Exercise objective: Locate every line in the records below that holds the word "等信息表明" and return each one.

[Begin Dataset records]

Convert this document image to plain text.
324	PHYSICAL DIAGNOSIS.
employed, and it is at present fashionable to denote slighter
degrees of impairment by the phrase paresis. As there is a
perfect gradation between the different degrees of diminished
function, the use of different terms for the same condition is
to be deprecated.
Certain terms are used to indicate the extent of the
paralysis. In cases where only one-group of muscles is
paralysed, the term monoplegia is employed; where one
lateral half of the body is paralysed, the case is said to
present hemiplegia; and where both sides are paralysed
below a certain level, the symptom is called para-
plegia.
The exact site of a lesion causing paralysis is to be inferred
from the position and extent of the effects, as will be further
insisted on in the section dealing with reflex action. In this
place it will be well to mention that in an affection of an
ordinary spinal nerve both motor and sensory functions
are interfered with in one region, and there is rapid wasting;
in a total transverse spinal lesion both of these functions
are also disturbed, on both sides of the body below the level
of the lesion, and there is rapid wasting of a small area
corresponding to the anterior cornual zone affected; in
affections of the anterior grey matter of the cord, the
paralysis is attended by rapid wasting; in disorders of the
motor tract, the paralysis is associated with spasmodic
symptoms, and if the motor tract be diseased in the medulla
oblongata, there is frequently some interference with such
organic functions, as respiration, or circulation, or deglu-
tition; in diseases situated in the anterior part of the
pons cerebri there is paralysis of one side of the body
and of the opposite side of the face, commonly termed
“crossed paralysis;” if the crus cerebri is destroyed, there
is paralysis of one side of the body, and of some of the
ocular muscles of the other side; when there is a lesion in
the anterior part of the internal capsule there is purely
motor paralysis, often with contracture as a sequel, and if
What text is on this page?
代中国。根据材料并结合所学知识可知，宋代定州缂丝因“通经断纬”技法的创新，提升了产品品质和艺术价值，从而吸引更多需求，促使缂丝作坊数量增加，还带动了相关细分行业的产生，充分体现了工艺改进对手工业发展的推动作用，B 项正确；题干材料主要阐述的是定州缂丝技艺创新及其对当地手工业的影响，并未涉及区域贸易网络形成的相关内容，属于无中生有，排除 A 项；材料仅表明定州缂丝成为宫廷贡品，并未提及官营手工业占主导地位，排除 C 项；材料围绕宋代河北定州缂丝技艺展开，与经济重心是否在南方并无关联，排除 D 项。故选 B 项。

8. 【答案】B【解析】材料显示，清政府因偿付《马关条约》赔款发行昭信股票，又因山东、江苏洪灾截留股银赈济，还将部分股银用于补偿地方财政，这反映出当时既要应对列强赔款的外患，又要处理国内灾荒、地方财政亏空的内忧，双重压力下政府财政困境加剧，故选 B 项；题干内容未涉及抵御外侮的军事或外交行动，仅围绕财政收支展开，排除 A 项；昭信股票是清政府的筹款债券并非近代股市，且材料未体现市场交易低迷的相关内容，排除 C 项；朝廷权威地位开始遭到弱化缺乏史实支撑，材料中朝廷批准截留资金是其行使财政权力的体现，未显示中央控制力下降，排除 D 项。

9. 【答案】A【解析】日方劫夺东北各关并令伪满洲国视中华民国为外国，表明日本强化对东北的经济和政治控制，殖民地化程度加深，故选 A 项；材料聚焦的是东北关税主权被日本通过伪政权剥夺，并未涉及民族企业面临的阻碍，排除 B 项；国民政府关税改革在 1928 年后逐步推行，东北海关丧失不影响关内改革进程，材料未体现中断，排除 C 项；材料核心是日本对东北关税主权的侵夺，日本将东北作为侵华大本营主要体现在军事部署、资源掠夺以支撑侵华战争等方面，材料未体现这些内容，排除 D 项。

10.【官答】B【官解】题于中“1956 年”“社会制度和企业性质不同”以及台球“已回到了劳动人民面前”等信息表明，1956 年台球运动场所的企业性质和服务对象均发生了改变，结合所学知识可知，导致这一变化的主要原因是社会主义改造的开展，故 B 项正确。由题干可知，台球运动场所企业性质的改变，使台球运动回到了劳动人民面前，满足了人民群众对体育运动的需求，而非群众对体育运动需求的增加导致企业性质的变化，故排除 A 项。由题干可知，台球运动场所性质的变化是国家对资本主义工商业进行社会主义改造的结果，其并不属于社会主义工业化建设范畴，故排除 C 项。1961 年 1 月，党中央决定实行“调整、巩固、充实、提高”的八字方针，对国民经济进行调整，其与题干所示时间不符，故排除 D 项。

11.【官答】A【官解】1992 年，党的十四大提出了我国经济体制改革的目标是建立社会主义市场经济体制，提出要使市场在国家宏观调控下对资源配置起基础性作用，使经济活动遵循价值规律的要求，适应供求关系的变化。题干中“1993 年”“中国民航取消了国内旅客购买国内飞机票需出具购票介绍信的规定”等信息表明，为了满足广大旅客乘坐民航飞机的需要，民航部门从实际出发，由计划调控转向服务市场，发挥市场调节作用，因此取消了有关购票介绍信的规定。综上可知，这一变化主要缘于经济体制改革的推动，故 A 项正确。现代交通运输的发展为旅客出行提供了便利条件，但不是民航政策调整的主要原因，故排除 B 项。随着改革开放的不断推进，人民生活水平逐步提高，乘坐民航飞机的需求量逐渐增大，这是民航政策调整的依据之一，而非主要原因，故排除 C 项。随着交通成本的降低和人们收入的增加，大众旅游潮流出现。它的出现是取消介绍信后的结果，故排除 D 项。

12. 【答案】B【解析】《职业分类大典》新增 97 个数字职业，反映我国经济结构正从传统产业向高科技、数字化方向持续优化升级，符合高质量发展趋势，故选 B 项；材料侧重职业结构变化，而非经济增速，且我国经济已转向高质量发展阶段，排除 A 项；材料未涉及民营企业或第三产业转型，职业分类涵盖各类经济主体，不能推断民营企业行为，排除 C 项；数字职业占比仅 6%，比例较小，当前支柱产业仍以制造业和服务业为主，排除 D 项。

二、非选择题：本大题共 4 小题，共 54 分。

[End Dataset records]

Solution to the problem:
10.【官答】B【官解】题于中“1956 年”“社会制度和企业性质不同”以及台球“已回到了劳动人民面前”等信息表明，1956 年台球运动场所的企业性质和服务对象均发生了改变，结合所学知识可知，导致这一变化的主要原因是社会主义改造的开展，故 B 项正确。由题干可知，台球运动场所企业性质的改变，使台球运动回到了劳动人民面前，满足了人民群众对体育运动的需求，而非群众对体育运动需求的增加导致企业性质的变化，故排除 A 项。由题干可知，台球运动场所性质的变化是国家对资本主义工商业进行社会主义改造的结果，其并不属于社会主义工业化建设范畴，故排除 C 项。1961 年 1 月，党中央决定实行“调整、巩固、充实、提高”的八字方针，对国民经济进行调整，其与题干所示时间不符，故排除 D 项。
11.【官答】A【官解】1992 年，党的十四大提出了我国经济体制改革的目标是建立社会主义市场经济体制，提出要使市场在国家宏观调控下对资源配置起基础性作用，使经济活动遵循价值规律的要求，适应供求关系的变化。题干中“1993 年”“中国民航取消了国内旅客购买国内飞机票需出具购票介绍信的规定”等信息表明，为了满足广大旅客乘坐民航飞机的需要，民航部门从实际出发，由计划调控转向服务市场，发挥市场调节作用，因此取消了有关购票介绍信的规定。综上可知，这一变化主要缘于经济体制改革的推动，故 A 项正确。现代交通运输的发展为旅客出行提供了便利条件，但不是民航政策调整的主要原因，故排除 B 项。随着改革开放的不断推进，人民生活水平逐步提高，乘坐民航飞机的需求量逐渐增大，这是民航政策调整的依据之一，而非主要原因，故排除 C 项。随着交通成本的降低和人们收入的增加，大众旅游潮流出现。它的出现是取消介绍信后的结果，故排除 D 项。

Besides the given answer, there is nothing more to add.